INSTRUCTION:
Reply with one number: the count of lines in the records below that hold "объекта".
═════ THE INPUT
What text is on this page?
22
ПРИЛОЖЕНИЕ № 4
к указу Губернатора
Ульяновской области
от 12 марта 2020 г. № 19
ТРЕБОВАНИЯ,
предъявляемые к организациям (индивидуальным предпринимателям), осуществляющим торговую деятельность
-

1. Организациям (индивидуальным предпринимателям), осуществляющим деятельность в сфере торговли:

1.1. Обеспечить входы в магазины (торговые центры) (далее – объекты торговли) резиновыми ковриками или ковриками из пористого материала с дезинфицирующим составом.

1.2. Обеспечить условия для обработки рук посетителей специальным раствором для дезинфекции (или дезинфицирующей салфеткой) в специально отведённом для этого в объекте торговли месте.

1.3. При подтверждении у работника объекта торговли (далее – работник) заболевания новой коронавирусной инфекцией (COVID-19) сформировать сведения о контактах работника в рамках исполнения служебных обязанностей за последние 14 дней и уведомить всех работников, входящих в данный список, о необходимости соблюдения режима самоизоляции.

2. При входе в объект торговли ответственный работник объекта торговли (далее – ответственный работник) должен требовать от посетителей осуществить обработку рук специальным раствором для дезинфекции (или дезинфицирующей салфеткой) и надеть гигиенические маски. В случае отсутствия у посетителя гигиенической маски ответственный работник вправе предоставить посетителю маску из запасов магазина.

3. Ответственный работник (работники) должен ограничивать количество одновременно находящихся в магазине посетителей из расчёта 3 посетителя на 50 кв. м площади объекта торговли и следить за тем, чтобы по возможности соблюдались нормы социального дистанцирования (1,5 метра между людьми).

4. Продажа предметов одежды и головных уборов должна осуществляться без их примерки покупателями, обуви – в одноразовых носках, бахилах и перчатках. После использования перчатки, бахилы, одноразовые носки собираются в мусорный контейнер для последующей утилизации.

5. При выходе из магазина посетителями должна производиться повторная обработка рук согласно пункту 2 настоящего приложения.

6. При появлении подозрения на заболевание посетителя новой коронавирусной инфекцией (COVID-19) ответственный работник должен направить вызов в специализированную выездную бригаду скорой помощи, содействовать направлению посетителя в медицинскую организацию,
══════════
═════ THE INPUT
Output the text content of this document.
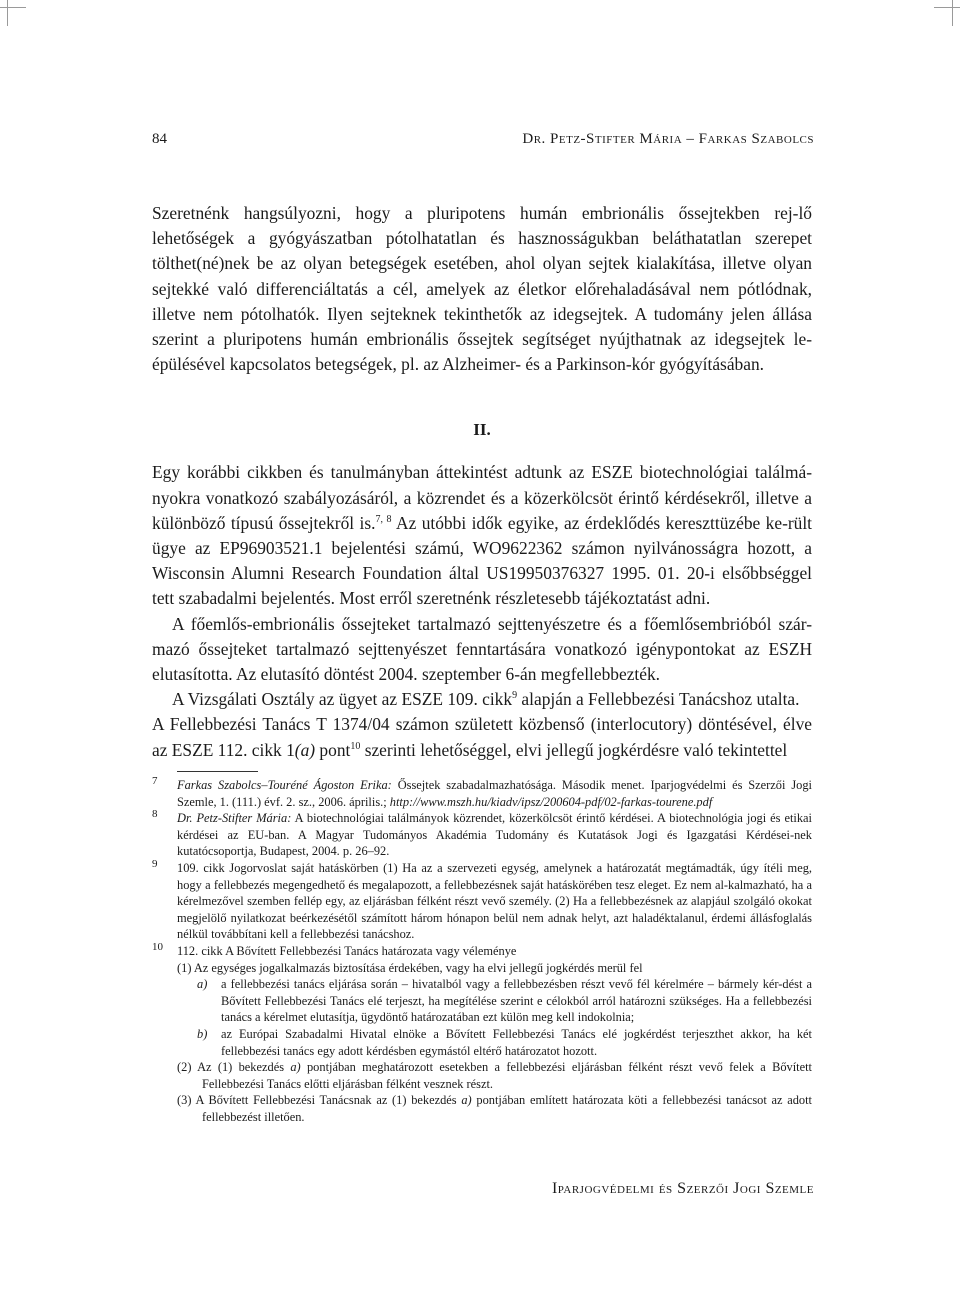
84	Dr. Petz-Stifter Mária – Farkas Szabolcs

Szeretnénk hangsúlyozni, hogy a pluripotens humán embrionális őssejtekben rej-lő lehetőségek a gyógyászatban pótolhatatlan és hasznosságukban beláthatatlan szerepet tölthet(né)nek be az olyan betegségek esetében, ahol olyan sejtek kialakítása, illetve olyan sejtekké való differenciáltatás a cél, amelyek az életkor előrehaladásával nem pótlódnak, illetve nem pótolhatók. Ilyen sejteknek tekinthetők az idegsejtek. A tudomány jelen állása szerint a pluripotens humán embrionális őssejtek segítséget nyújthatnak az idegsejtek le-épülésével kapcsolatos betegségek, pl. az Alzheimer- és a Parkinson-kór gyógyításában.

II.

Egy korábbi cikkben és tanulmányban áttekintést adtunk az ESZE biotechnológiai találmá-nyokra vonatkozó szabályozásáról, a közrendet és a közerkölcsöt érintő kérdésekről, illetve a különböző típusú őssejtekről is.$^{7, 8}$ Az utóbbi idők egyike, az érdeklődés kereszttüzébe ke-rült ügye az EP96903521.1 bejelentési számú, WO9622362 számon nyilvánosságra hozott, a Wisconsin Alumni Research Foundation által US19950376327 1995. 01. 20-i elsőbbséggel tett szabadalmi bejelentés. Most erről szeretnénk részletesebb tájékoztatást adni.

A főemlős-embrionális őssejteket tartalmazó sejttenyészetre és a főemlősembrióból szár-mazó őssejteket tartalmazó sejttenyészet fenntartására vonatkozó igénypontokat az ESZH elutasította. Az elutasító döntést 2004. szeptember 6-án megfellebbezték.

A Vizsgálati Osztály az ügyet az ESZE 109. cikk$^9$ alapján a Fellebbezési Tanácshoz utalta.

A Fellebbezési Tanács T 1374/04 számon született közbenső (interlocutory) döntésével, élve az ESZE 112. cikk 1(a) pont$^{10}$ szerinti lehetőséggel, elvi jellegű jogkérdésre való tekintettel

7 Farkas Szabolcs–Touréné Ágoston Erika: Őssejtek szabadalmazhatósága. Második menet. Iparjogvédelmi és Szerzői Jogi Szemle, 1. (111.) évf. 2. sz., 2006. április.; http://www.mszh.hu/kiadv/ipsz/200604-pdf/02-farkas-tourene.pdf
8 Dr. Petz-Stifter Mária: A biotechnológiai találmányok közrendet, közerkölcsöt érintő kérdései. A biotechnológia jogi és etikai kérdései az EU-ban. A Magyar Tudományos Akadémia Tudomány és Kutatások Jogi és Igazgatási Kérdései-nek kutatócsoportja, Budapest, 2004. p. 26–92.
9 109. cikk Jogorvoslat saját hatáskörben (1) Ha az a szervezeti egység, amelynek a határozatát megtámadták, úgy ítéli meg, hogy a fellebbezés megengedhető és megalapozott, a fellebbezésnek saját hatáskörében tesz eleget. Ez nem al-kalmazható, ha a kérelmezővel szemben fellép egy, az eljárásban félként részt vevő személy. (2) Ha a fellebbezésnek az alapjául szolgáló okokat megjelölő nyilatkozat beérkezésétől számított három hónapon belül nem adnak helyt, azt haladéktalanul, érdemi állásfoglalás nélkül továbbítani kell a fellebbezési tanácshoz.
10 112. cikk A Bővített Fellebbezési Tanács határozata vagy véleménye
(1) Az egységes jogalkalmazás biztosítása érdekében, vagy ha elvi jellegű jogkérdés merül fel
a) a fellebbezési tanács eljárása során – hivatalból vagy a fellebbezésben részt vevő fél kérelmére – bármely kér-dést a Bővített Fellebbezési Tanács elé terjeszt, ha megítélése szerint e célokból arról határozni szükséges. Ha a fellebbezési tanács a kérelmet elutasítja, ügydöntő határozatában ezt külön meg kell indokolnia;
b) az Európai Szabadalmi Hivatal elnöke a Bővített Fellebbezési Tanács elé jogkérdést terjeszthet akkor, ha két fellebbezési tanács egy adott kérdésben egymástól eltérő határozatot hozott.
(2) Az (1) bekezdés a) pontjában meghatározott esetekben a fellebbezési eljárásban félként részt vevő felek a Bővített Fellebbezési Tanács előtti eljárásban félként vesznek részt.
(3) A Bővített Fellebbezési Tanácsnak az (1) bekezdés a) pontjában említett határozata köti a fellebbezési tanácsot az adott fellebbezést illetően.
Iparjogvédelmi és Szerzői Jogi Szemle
══════════
═════ THE INPUT
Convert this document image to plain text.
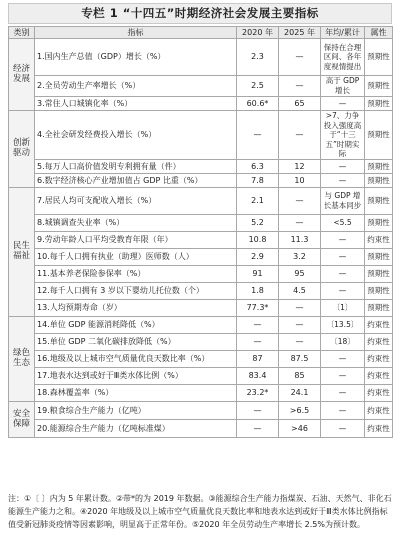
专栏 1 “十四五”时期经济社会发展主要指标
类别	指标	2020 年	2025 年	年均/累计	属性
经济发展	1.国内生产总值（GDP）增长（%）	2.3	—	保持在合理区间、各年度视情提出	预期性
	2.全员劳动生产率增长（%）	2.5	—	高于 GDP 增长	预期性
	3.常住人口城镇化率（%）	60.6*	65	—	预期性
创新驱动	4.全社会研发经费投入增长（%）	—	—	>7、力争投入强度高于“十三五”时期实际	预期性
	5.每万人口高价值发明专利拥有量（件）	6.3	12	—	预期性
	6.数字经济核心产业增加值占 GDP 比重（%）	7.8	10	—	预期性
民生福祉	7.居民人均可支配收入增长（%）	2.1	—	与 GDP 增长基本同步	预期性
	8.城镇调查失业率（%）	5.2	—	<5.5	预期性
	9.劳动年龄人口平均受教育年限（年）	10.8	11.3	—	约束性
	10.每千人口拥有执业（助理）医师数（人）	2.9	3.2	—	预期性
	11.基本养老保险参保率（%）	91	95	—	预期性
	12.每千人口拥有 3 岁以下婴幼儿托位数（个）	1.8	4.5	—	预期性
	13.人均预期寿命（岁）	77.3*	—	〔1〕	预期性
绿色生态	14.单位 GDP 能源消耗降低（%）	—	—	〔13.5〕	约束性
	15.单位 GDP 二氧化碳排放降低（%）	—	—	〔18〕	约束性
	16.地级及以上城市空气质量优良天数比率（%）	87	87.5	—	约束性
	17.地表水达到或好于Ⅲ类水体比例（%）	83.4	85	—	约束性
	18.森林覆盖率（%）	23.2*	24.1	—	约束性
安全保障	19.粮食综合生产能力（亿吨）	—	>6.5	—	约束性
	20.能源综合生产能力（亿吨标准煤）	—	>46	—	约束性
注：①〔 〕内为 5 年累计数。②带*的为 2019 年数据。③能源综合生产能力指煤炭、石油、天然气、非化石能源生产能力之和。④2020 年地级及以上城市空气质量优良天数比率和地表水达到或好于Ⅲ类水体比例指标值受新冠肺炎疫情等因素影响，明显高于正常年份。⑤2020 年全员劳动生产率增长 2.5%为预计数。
══════════
FULL RESPONSE:
3